**What this task involves**
Extract all lines that hold "JSON" from the records below.

**Rows from a figure dataset**
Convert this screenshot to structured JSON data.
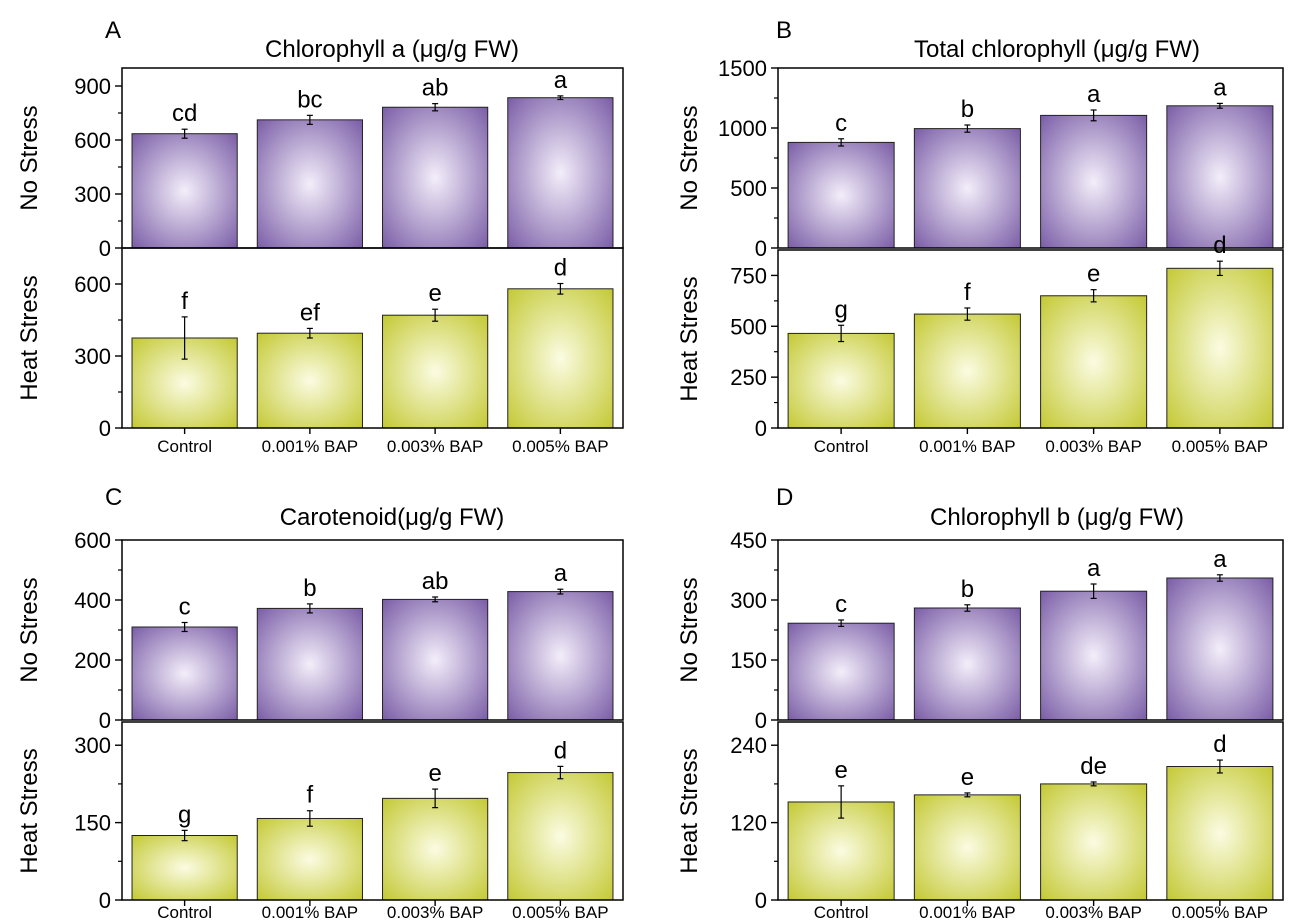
{
  "chart_data": [
    {
      "panel": "A",
      "title": "Chlorophyll a (μg/g FW)",
      "type": "bar",
      "categories": [
        "Control",
        "0.001% BAP",
        "0.003% BAP",
        "0.005% BAP"
      ],
      "top": {
        "ylabel": "No Stress",
        "ylim": [
          0,
          1000
        ],
        "ticks": [
          0,
          300,
          600,
          900
        ],
        "color": "#7b5ea7",
        "values": [
          635,
          712,
          782,
          835
        ],
        "errors": [
          25,
          25,
          20,
          10
        ],
        "letters": [
          "cd",
          "bc",
          "ab",
          "a"
        ]
      },
      "bottom": {
        "ylabel": "Heat Stress",
        "ylim": [
          0,
          750
        ],
        "ticks": [
          0,
          300,
          600
        ],
        "color": "#c4c935",
        "values": [
          375,
          395,
          470,
          580
        ],
        "errors": [
          88,
          20,
          25,
          22
        ],
        "letters": [
          "f",
          "ef",
          "e",
          "d"
        ]
      }
    },
    {
      "panel": "B",
      "title": "Total chlorophyll (μg/g FW)",
      "type": "bar",
      "categories": [
        "Control",
        "0.001% BAP",
        "0.003% BAP",
        "0.005% BAP"
      ],
      "top": {
        "ylabel": "No Stress",
        "ylim": [
          0,
          1500
        ],
        "ticks": [
          0,
          500,
          1000,
          1500
        ],
        "color": "#7b5ea7",
        "values": [
          880,
          995,
          1105,
          1185
        ],
        "errors": [
          30,
          30,
          45,
          20
        ],
        "letters": [
          "c",
          "b",
          "a",
          "a"
        ]
      },
      "bottom": {
        "ylabel": "Heat Stress",
        "ylim": [
          0,
          875
        ],
        "ticks": [
          0,
          250,
          500,
          750
        ],
        "color": "#c4c935",
        "values": [
          465,
          560,
          650,
          785
        ],
        "errors": [
          40,
          30,
          30,
          35
        ],
        "letters": [
          "g",
          "f",
          "e",
          "d"
        ]
      }
    },
    {
      "panel": "C",
      "title": "Carotenoid(μg/g FW)",
      "type": "bar",
      "categories": [
        "Control",
        "0.001% BAP",
        "0.003% BAP",
        "0.005% BAP"
      ],
      "top": {
        "ylabel": "No Stress",
        "ylim": [
          0,
          600
        ],
        "ticks": [
          0,
          200,
          400,
          600
        ],
        "color": "#7b5ea7",
        "values": [
          310,
          372,
          402,
          428
        ],
        "errors": [
          15,
          15,
          8,
          8
        ],
        "letters": [
          "c",
          "b",
          "ab",
          "a"
        ]
      },
      "bottom": {
        "ylabel": "Heat Stress",
        "ylim": [
          0,
          345
        ],
        "ticks": [
          0,
          150,
          300
        ],
        "color": "#c4c935",
        "values": [
          125,
          158,
          197,
          247
        ],
        "errors": [
          10,
          15,
          18,
          12
        ],
        "letters": [
          "g",
          "f",
          "e",
          "d"
        ]
      }
    },
    {
      "panel": "D",
      "title": "Chlorophyll b (μg/g FW)",
      "type": "bar",
      "categories": [
        "Control",
        "0.001% BAP",
        "0.003% BAP",
        "0.005% BAP"
      ],
      "top": {
        "ylabel": "No Stress",
        "ylim": [
          0,
          450
        ],
        "ticks": [
          0,
          150,
          300,
          450
        ],
        "color": "#7b5ea7",
        "values": [
          242,
          280,
          322,
          355
        ],
        "errors": [
          8,
          8,
          18,
          8
        ],
        "letters": [
          "c",
          "b",
          "a",
          "a"
        ]
      },
      "bottom": {
        "ylabel": "Heat Stress",
        "ylim": [
          0,
          276
        ],
        "ticks": [
          0,
          120,
          240
        ],
        "color": "#c4c935",
        "values": [
          152,
          163,
          180,
          207
        ],
        "errors": [
          25,
          3,
          3,
          10
        ],
        "letters": [
          "e",
          "e",
          "de",
          "d"
        ]
      }
    }
  ]
}
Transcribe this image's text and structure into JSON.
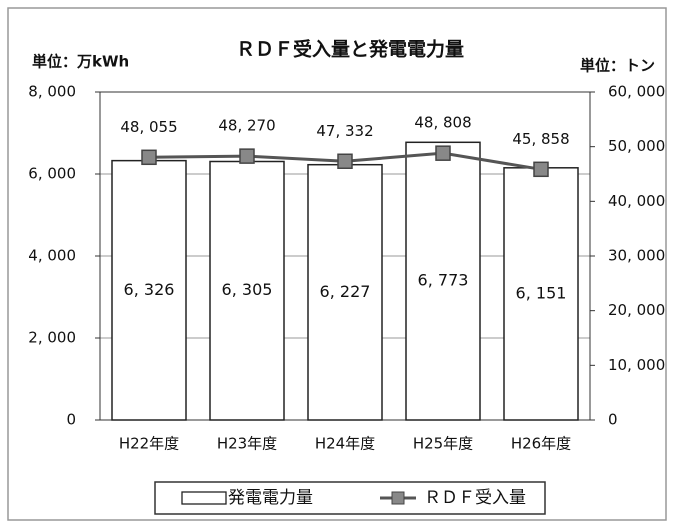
{
  "chart_data": {
    "type": "bar-line",
    "title": "ＲＤＦ受入量と発電電力量",
    "y_label": "単位：万kWh",
    "y2_label": "単位：トン",
    "categories": [
      "H22年度",
      "H23年度",
      "H24年度",
      "H25年度",
      "H26年度"
    ],
    "series": [
      {
        "name": "発電電力量",
        "type": "bar",
        "color": "#ffffff",
        "axis": "y",
        "values": [
          6326,
          6305,
          6227,
          6773,
          6151
        ],
        "value_labels": [
          "6, 326",
          "6, 305",
          "6, 227",
          "6, 773",
          "6, 151"
        ]
      },
      {
        "name": "ＲＤＦ受入量",
        "type": "line",
        "color": "#555555",
        "axis": "y2",
        "values": [
          48055,
          48270,
          47332,
          48808,
          45858
        ],
        "value_labels": [
          "48, 055",
          "48, 270",
          "47, 332",
          "48, 808",
          "45, 858"
        ]
      }
    ],
    "ylim": [
      0,
      8000
    ],
    "yticks": [
      0,
      {
        "value": 2000,
        "label": "2, 000"
      },
      {
        "value": 4000,
        "label": "4, 000"
      },
      {
        "value": 6000,
        "label": "6, 000"
      },
      {
        "value": 8000,
        "label": "8, 000"
      }
    ],
    "y2lim": [
      0,
      60000
    ],
    "y2ticks": [
      0,
      {
        "value": 10000,
        "label": "10, 000"
      },
      {
        "value": 20000,
        "label": "20, 000"
      },
      {
        "value": 30000,
        "label": "30, 000"
      },
      {
        "value": 40000,
        "label": "40, 000"
      },
      {
        "value": 50000,
        "label": "50, 000"
      },
      {
        "value": 60000,
        "label": "60, 000"
      }
    ],
    "grid": true,
    "legend": "bottom"
  }
}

**Exercise solution**
Convert this screenshot to structured JSON data.
Transcribe this image's text and structure into JSON.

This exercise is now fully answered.